## What is being asked
Pick out each line below containing "Самарской".

-- Begin Provided material --

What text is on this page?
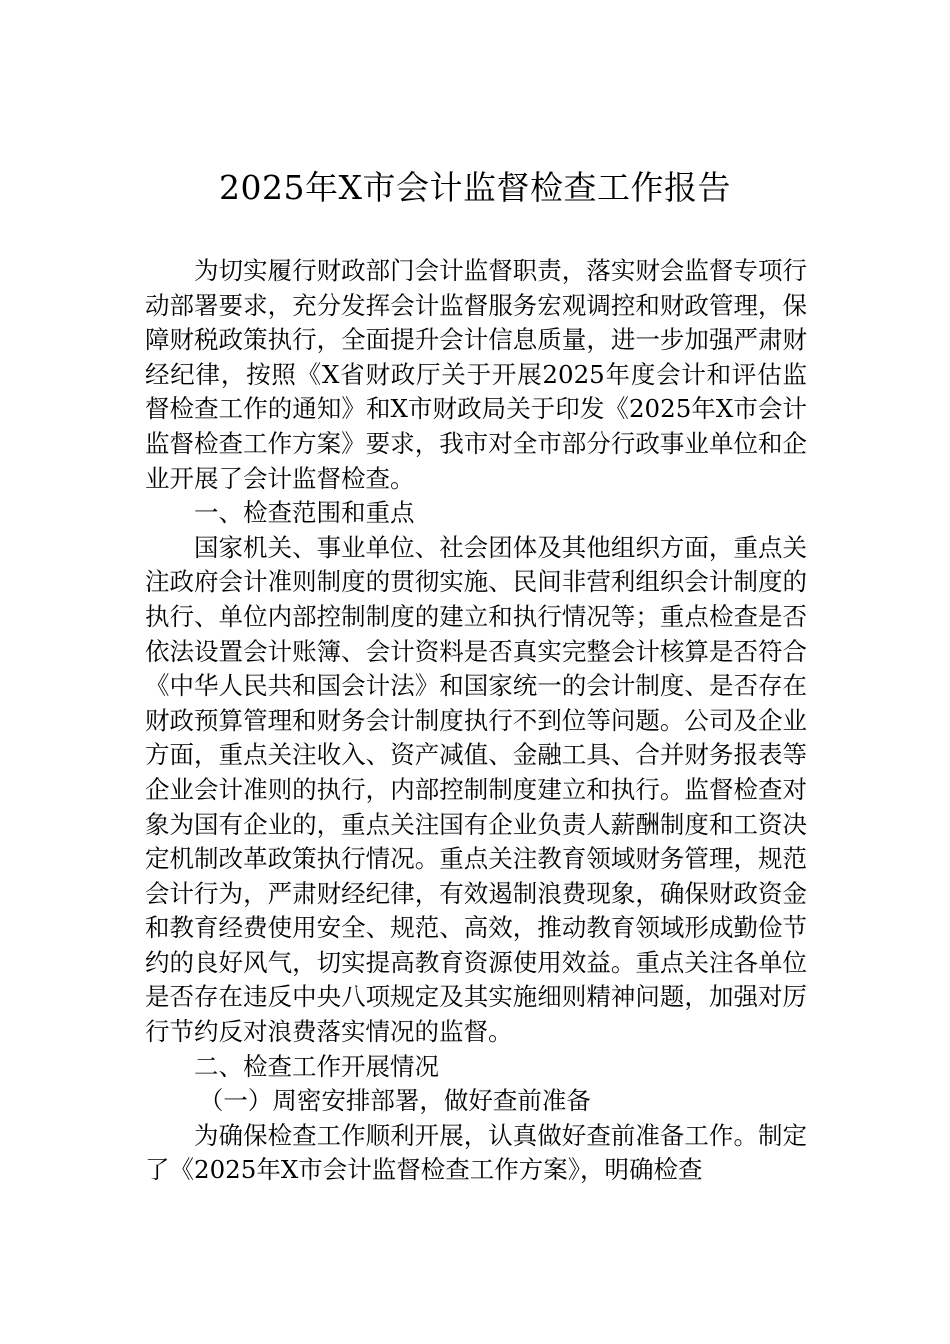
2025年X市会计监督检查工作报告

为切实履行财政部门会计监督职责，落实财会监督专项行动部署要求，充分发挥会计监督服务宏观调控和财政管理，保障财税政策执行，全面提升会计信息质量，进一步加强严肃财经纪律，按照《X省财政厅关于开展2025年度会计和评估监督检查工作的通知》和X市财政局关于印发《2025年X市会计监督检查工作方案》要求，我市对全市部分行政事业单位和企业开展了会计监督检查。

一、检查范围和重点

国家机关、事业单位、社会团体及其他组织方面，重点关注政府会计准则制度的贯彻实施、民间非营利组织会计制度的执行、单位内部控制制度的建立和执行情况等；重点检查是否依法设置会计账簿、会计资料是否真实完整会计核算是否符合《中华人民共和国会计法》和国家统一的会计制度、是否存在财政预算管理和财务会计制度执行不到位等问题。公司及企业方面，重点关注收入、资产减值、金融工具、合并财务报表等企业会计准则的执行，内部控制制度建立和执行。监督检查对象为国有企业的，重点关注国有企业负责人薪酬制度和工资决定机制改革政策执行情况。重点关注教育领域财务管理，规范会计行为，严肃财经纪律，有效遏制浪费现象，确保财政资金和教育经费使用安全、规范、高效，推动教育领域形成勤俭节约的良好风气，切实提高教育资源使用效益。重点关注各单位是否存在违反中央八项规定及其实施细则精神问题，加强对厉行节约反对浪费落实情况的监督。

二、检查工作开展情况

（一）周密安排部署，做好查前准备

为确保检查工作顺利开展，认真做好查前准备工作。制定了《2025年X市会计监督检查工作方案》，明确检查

-- End Provided material --
-- Begin Provided material --

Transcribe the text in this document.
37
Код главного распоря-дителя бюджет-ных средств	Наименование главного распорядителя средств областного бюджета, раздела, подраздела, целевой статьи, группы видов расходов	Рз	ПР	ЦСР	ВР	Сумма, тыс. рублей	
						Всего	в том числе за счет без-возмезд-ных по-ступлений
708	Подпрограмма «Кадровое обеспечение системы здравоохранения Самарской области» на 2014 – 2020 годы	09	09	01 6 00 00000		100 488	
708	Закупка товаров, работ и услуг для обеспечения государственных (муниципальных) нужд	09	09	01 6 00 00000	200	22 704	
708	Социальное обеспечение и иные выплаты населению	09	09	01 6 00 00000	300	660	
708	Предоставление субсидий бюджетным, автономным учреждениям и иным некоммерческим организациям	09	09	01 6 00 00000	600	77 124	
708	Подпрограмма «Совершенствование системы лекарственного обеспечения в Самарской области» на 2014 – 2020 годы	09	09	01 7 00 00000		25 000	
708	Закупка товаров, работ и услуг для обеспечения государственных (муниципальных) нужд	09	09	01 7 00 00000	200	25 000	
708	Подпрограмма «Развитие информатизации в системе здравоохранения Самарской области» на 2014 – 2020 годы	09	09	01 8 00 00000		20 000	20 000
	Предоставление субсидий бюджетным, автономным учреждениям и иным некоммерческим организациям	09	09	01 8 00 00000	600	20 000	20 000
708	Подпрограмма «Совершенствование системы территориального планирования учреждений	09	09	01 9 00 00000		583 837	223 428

-- End Provided material --
-- Begin Provided material --

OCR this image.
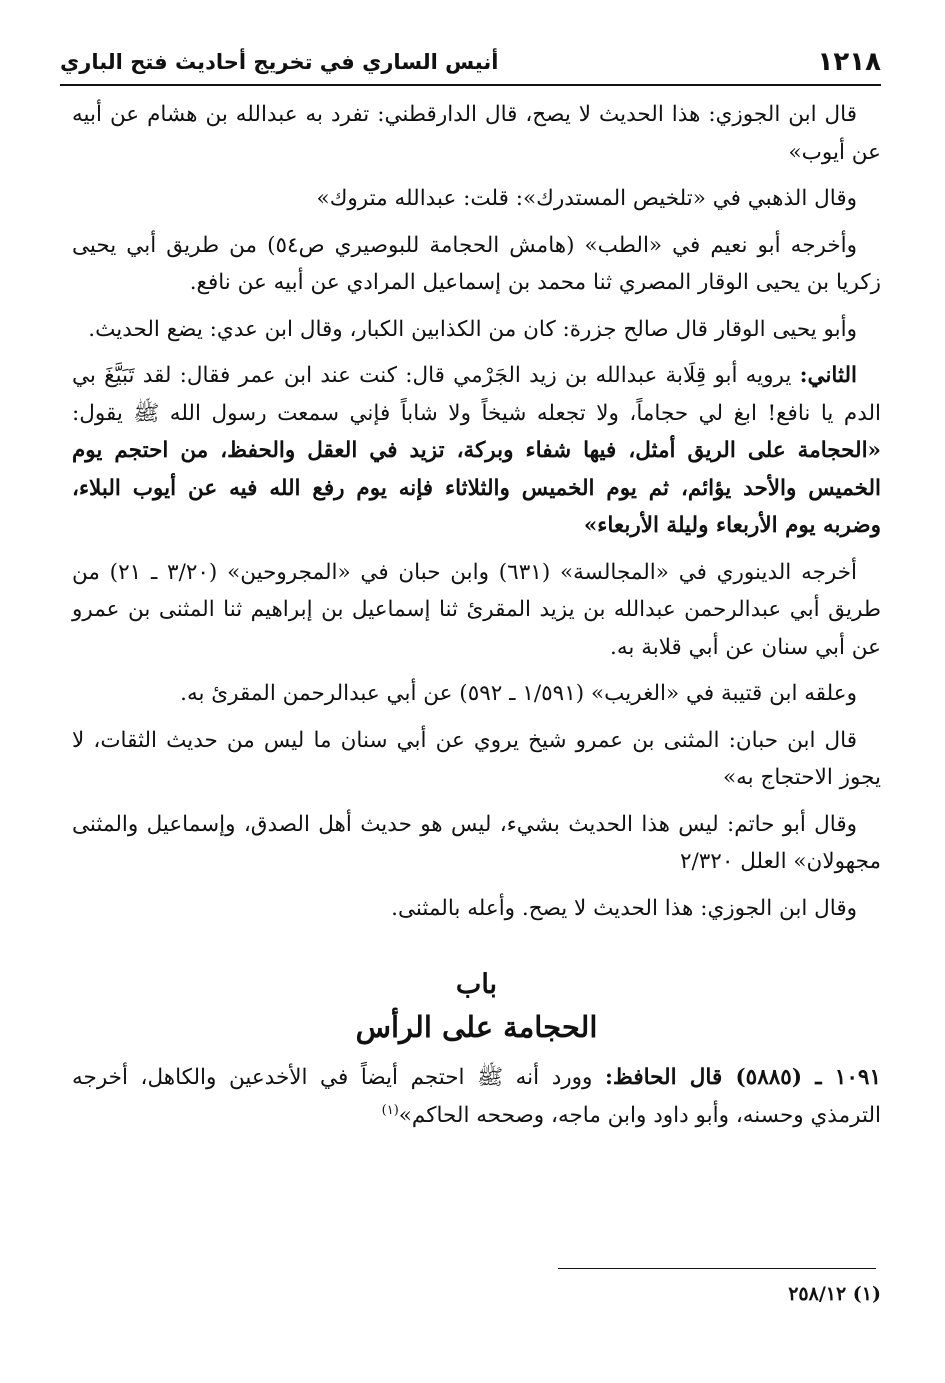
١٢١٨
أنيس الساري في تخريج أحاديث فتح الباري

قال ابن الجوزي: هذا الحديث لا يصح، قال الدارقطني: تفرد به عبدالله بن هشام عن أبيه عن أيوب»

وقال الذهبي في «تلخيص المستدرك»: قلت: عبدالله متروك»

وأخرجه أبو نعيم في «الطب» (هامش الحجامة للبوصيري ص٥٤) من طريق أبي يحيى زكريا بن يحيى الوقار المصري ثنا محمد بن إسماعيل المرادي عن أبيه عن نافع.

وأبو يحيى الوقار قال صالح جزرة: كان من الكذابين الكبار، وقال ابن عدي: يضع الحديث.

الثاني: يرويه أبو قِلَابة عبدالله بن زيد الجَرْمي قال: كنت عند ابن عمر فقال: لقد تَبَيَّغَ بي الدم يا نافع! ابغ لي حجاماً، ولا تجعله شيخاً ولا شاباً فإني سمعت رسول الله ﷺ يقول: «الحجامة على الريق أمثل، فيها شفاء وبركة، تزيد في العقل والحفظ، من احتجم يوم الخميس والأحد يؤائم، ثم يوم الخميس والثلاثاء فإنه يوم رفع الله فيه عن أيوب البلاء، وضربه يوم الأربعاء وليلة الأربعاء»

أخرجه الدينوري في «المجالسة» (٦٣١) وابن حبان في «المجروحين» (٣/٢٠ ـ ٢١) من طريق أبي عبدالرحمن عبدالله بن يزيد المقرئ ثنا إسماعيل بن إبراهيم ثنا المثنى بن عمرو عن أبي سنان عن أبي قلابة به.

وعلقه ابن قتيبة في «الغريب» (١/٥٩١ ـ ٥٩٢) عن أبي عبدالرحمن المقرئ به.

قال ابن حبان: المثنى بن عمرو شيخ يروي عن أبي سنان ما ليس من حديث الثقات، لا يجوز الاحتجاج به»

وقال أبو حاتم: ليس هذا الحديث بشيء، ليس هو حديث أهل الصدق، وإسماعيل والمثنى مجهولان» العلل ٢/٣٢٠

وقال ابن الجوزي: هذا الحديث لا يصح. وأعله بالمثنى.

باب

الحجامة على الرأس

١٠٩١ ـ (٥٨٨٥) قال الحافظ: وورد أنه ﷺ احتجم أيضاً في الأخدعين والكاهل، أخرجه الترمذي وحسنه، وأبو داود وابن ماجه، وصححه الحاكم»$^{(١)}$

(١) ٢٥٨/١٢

-- End Provided material --

## Task output
708	Подпрограмма «Кадровое обеспечение системы здравоохранения Самарской области» на 2014 – 2020 годы	09	09	01 6 00 00000		100 488	
708	Подпрограмма «Совершенствование системы лекарственного обеспечения в Самарской области» на 2014 – 2020 годы	09	09	01 7 00 00000		25 000	
708	Подпрограмма «Развитие информатизации в системе здравоохранения Самарской области» на 2014 – 2020 годы	09	09	01 8 00 00000		20 000	20 000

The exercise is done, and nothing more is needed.